# The request
The records that follow need to be output exactly as they are.

************

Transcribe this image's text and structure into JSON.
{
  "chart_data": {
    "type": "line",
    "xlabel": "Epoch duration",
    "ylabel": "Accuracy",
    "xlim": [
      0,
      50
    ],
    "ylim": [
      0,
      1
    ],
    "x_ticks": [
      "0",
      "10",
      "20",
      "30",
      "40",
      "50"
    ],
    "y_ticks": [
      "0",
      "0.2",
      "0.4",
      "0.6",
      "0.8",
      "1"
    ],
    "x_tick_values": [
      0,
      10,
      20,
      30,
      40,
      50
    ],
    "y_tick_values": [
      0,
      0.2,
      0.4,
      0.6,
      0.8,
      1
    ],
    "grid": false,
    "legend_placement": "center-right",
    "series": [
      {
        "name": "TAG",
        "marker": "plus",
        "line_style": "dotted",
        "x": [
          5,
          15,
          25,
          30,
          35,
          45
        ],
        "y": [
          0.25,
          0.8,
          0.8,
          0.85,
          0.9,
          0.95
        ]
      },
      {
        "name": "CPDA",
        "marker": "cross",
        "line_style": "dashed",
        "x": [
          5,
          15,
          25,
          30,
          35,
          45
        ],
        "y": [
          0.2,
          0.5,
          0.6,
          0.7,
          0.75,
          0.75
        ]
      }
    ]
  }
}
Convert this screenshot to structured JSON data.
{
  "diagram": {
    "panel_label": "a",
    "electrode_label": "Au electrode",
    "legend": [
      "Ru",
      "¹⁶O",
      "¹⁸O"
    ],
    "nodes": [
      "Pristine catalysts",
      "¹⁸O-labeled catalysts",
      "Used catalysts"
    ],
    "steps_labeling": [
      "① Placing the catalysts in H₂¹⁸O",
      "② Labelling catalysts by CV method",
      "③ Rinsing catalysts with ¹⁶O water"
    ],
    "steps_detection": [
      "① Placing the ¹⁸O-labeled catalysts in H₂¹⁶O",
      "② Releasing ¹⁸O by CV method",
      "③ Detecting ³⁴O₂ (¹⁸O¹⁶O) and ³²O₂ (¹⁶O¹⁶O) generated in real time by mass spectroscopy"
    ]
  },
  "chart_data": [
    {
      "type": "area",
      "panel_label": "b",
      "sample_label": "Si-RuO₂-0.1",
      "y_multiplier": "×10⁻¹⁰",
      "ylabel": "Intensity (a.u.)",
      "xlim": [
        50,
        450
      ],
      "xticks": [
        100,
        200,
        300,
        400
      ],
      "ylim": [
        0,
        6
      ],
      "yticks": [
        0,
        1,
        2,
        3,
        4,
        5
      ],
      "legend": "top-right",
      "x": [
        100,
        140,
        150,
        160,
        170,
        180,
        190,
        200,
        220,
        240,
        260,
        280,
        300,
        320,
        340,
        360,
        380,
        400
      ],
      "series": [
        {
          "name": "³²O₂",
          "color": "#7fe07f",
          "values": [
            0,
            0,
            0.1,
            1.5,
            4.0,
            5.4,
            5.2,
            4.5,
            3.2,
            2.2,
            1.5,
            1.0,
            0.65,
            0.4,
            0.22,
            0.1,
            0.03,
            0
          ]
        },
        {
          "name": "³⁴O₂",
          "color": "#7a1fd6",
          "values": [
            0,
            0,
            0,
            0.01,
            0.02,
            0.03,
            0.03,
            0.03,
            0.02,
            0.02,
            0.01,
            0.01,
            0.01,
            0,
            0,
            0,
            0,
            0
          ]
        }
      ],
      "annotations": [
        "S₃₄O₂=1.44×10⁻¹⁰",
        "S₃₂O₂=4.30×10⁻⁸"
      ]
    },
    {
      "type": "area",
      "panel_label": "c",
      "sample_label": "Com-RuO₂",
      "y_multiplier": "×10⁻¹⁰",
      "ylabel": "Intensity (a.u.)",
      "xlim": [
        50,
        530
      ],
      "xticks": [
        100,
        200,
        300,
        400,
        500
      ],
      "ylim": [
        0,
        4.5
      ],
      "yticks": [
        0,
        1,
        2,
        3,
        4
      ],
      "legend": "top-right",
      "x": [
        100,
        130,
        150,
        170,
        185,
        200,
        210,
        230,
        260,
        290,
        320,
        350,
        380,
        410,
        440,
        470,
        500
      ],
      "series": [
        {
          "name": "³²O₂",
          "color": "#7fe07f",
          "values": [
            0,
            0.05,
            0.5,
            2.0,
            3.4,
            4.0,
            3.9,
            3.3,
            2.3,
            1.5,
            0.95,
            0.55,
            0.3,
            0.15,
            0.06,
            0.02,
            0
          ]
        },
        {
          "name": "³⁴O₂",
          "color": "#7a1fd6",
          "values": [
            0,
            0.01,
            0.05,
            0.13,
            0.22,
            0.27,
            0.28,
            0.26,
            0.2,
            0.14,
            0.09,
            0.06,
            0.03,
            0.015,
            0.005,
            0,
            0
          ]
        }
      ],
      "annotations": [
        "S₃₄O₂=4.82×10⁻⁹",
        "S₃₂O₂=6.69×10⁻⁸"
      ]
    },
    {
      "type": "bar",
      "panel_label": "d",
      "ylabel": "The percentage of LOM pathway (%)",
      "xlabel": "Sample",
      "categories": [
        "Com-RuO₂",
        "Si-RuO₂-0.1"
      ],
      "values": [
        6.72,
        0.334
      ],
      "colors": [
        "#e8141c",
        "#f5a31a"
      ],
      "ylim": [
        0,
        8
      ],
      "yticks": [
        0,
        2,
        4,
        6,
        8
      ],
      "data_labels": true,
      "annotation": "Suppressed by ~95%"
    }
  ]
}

************

# Solution for this task
Transcribe this image's text and structure into JSON.
{
  "chart_data": {
    "type": "line",
    "xlabel": "Epoch duration",
    "ylabel": "Accuracy",
    "xlim": [
      0,
      50
    ],
    "ylim": [
      0,
      1
    ],
    "x_ticks": [
      "0",
      "10",
      "20",
      "30",
      "40",
      "50"
    ],
    "y_ticks": [
      "0",
      "0.2",
      "0.4",
      "0.6",
      "0.8",
      "1"
    ],
    "x_tick_values": [
      0,
      10,
      20,
      30,
      40,
      50
    ],
    "y_tick_values": [
      0,
      0.2,
      0.4,
      0.6,
      0.8,
      1
    ],
    "grid": false,
    "legend_placement": "center-right",
    "series": [
      {
        "name": "TAG",
        "marker": "plus",
        "line_style": "dotted",
        "x": [
          5,
          15,
          25,
          30,
          35,
          45
        ],
        "y": [
          0.25,
          0.8,
          0.8,
          0.85,
          0.9,
          0.95
        ]
      },
      {
        "name": "CPDA",
        "marker": "cross",
        "line_style": "dashed",
        "x": [
          5,
          15,
          25,
          30,
          35,
          45
        ],
        "y": [
          0.2,
          0.5,
          0.6,
          0.7,
          0.75,
          0.75
        ]
      }
    ]
  }
}
Convert this screenshot to structured JSON data.
{
  "diagram": {
    "panel_label": "a",
    "electrode_label": "Au electrode",
    "legend": [
      "Ru",
      "¹⁶O",
      "¹⁸O"
    ],
    "nodes": [
      "Pristine catalysts",
      "¹⁸O-labeled catalysts",
      "Used catalysts"
    ],
    "steps_labeling": [
      "① Placing the catalysts in H₂¹⁸O",
      "② Labelling catalysts by CV method",
      "③ Rinsing catalysts with ¹⁶O water"
    ],
    "steps_detection": [
      "① Placing the ¹⁸O-labeled catalysts in H₂¹⁶O",
      "② Releasing ¹⁸O by CV method",
      "③ Detecting ³⁴O₂ (¹⁸O¹⁶O) and ³²O₂ (¹⁶O¹⁶O) generated in real time by mass spectroscopy"
    ]
  },
  "chart_data": [
    {
      "type": "area",
      "panel_label": "b",
      "sample_label": "Si-RuO₂-0.1",
      "y_multiplier": "×10⁻¹⁰",
      "ylabel": "Intensity (a.u.)",
      "xlim": [
        50,
        450
      ],
      "xticks": [
        100,
        200,
        300,
        400
      ],
      "ylim": [
        0,
        6
      ],
      "yticks": [
        0,
        1,
        2,
        3,
        4,
        5
      ],
      "legend": "top-right",
      "x": [
        100,
        140,
        150,
        160,
        170,
        180,
        190,
        200,
        220,
        240,
        260,
        280,
        300,
        320,
        340,
        360,
        380,
        400
      ],
      "series": [
        {
          "name": "³²O₂",
          "color": "#7fe07f",
          "values": [
            0,
            0,
            0.1,
            1.5,
            4.0,
            5.4,
            5.2,
            4.5,
            3.2,
            2.2,
            1.5,
            1.0,
            0.65,
            0.4,
            0.22,
            0.1,
            0.03,
            0
          ]
        },
        {
          "name": "³⁴O₂",
          "color": "#7a1fd6",
          "values": [
            0,
            0,
            0,
            0.01,
            0.02,
            0.03,
            0.03,
            0.03,
            0.02,
            0.02,
            0.01,
            0.01,
            0.01,
            0,
            0,
            0,
            0,
            0
          ]
        }
      ],
      "annotations": [
        "S₃₄O₂=1.44×10⁻¹⁰",
        "S₃₂O₂=4.30×10⁻⁸"
      ]
    },
    {
      "type": "area",
      "panel_label": "c",
      "sample_label": "Com-RuO₂",
      "y_multiplier": "×10⁻¹⁰",
      "ylabel": "Intensity (a.u.)",
      "xlim": [
        50,
        530
      ],
      "xticks": [
        100,
        200,
        300,
        400,
        500
      ],
      "ylim": [
        0,
        4.5
      ],
      "yticks": [
        0,
        1,
        2,
        3,
        4
      ],
      "legend": "top-right",
      "x": [
        100,
        130,
        150,
        170,
        185,
        200,
        210,
        230,
        260,
        290,
        320,
        350,
        380,
        410,
        440,
        470,
        500
      ],
      "series": [
        {
          "name": "³²O₂",
          "color": "#7fe07f",
          "values": [
            0,
            0.05,
            0.5,
            2.0,
            3.4,
            4.0,
            3.9,
            3.3,
            2.3,
            1.5,
            0.95,
            0.55,
            0.3,
            0.15,
            0.06,
            0.02,
            0
          ]
        },
        {
          "name": "³⁴O₂",
          "color": "#7a1fd6",
          "values": [
            0,
            0.01,
            0.05,
            0.13,
            0.22,
            0.27,
            0.28,
            0.26,
            0.2,
            0.14,
            0.09,
            0.06,
            0.03,
            0.015,
            0.005,
            0,
            0
          ]
        }
      ],
      "annotations": [
        "S₃₄O₂=4.82×10⁻⁹",
        "S₃₂O₂=6.69×10⁻⁸"
      ]
    },
    {
      "type": "bar",
      "panel_label": "d",
      "ylabel": "The percentage of LOM pathway (%)",
      "xlabel": "Sample",
      "categories": [
        "Com-RuO₂",
        "Si-RuO₂-0.1"
      ],
      "values": [
        6.72,
        0.334
      ],
      "colors": [
        "#e8141c",
        "#f5a31a"
      ],
      "ylim": [
        0,
        8
      ],
      "yticks": [
        0,
        2,
        4,
        6,
        8
      ],
      "data_labels": true,
      "annotation": "Suppressed by ~95%"
    }
  ]
}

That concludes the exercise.